— begin Supplied material —
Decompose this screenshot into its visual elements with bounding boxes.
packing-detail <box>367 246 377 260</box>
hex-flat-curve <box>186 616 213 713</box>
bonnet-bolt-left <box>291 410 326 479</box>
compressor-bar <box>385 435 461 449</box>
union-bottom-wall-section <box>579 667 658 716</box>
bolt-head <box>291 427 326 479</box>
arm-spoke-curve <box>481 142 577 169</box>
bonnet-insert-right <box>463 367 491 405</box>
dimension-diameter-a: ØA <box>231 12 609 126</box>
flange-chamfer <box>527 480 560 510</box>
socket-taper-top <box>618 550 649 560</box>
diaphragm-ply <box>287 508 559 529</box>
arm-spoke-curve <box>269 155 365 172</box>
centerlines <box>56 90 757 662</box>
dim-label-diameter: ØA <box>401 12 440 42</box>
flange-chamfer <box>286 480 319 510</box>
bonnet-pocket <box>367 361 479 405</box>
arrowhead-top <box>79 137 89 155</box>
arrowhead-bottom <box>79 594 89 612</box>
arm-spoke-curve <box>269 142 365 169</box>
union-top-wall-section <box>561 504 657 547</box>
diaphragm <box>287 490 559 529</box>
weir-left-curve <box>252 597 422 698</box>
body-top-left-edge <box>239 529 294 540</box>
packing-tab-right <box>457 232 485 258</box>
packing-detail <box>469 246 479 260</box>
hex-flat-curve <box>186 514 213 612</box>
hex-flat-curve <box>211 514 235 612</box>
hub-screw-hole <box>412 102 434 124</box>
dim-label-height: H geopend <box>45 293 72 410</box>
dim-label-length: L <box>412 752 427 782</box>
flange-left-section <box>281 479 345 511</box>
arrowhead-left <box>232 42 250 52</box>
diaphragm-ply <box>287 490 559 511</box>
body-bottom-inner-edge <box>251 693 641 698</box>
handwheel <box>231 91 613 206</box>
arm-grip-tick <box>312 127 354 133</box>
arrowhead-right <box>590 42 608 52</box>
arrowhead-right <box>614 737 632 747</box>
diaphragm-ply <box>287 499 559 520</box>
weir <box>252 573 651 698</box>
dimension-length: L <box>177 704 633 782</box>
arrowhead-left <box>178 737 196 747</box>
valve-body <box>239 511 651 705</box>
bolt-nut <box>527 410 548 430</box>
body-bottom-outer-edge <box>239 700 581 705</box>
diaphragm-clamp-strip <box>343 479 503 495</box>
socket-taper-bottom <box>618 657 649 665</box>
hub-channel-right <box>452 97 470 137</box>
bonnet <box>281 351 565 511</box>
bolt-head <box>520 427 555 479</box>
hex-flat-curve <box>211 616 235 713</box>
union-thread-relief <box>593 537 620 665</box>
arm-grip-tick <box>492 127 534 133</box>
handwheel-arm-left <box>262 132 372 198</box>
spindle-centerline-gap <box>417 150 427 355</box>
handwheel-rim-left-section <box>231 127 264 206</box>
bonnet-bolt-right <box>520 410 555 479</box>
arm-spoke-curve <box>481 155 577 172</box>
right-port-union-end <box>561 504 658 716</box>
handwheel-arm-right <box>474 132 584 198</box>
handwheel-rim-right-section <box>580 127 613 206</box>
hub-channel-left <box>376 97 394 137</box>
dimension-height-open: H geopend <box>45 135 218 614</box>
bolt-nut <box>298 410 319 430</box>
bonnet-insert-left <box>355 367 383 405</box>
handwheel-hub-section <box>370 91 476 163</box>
— end Supplied material —
| Goal |
Render every line of the listing above as a JSON list of strings, one string per line, with blank lines left out.

| Solution |
[
  "Decompose this screenshot into its visual elements with bounding boxes.",
  "packing-detail <box>367 246 377 260</box>",
  "hex-flat-curve <box>186 616 213 713</box>",
  "bonnet-bolt-left <box>291 410 326 479</box>",
  "compressor-bar <box>385 435 461 449</box>",
  "union-bottom-wall-section <box>579 667 658 716</box>",
  "bolt-head <box>291 427 326 479</box>",
  "arm-spoke-curve <box>481 142 577 169</box>",
  "bonnet-insert-right <box>463 367 491 405</box>",
  "dimension-diameter-a: ØA <box>231 12 609 126</box>",
  "flange-chamfer <box>527 480 560 510</box>",
  "socket-taper-top <box>618 550 649 560</box>",
  "diaphragm-ply <box>287 508 559 529</box>",
  "arm-spoke-curve <box>269 155 365 172</box>",
  "centerlines <box>56 90 757 662</box>",
  "dim-label-diameter: ØA <box>401 12 440 42</box>",
  "flange-chamfer <box>286 480 319 510</box>",
  "bonnet-pocket <box>367 361 479 405</box>",
  "arrowhead-top <box>79 137 89 155</box>",
  "arrowhead-bottom <box>79 594 89 612</box>",
  "arm-spoke-curve <box>269 142 365 169</box>",
  "union-top-wall-section <box>561 504 657 547</box>",
  "diaphragm <box>287 490 559 529</box>",
  "weir-left-curve <box>252 597 422 698</box>",
  "body-top-left-edge <box>239 529 294 540</box>",
  "packing-tab-right <box>457 232 485 258</box>",
  "packing-detail <box>469 246 479 260</box>",
  "hex-flat-curve <box>186 514 213 612</box>",
  "hex-flat-curve <box>211 514 235 612</box>",
  "hub-screw-hole <box>412 102 434 124</box>",
  "dim-label-height: H geopend <box>45 293 72 410</box>",
  "dim-label-length: L <box>412 752 427 782</box>",
  "flange-left-section <box>281 479 345 511</box>",
  "arrowhead-left <box>232 42 250 52</box>",
  "diaphragm-ply <box>287 490 559 511</box>",
  "body-bottom-inner-edge <box>251 693 641 698</box>",
  "handwheel <box>231 91 613 206</box>",
  "arm-grip-tick <box>312 127 354 133</box>",
  "arrowhead-right <box>590 42 608 52</box>",
  "arrowhead-right <box>614 737 632 747</box>",
  "diaphragm-ply <box>287 499 559 520</box>",
  "weir <box>252 573 651 698</box>",
  "dimension-length: L <box>177 704 633 782</box>",
  "arrowhead-left <box>178 737 196 747</box>",
  "valve-body <box>239 511 651 705</box>",
  "bolt-nut <box>527 410 548 430</box>",
  "body-bottom-outer-edge <box>239 700 581 705</box>",
  "diaphragm-clamp-strip <box>343 479 503 495</box>",
  "socket-taper-bottom <box>618 657 649 665</box>",
  "hub-channel-right <box>452 97 470 137</box>",
  "bonnet <box>281 351 565 511</box>",
  "bolt-head <box>520 427 555 479</box>",
  "hex-flat-curve <box>211 616 235 713</box>",
  "union-thread-relief <box>593 537 620 665</box>",
  "arm-grip-tick <box>492 127 534 133</box>",
  "handwheel-arm-left <box>262 132 372 198</box>",
  "spindle-centerline-gap <box>417 150 427 355</box>",
  "handwheel-rim-left-section <box>231 127 264 206</box>",
  "bonnet-bolt-right <box>520 410 555 479</box>",
  "arm-spoke-curve <box>481 155 577 172</box>",
  "right-port-union-end <box>561 504 658 716</box>",
  "handwheel-arm-right <box>474 132 584 198</box>",
  "handwheel-rim-right-section <box>580 127 613 206</box>",
  "hub-channel-left <box>376 97 394 137</box>",
  "dimension-height-open: H geopend <box>45 135 218 614</box>",
  "bolt-nut <box>298 410 319 430</box>",
  "bonnet-insert-left <box>355 367 383 405</box>",
  "handwheel-hub-section <box>370 91 476 163</box>"
]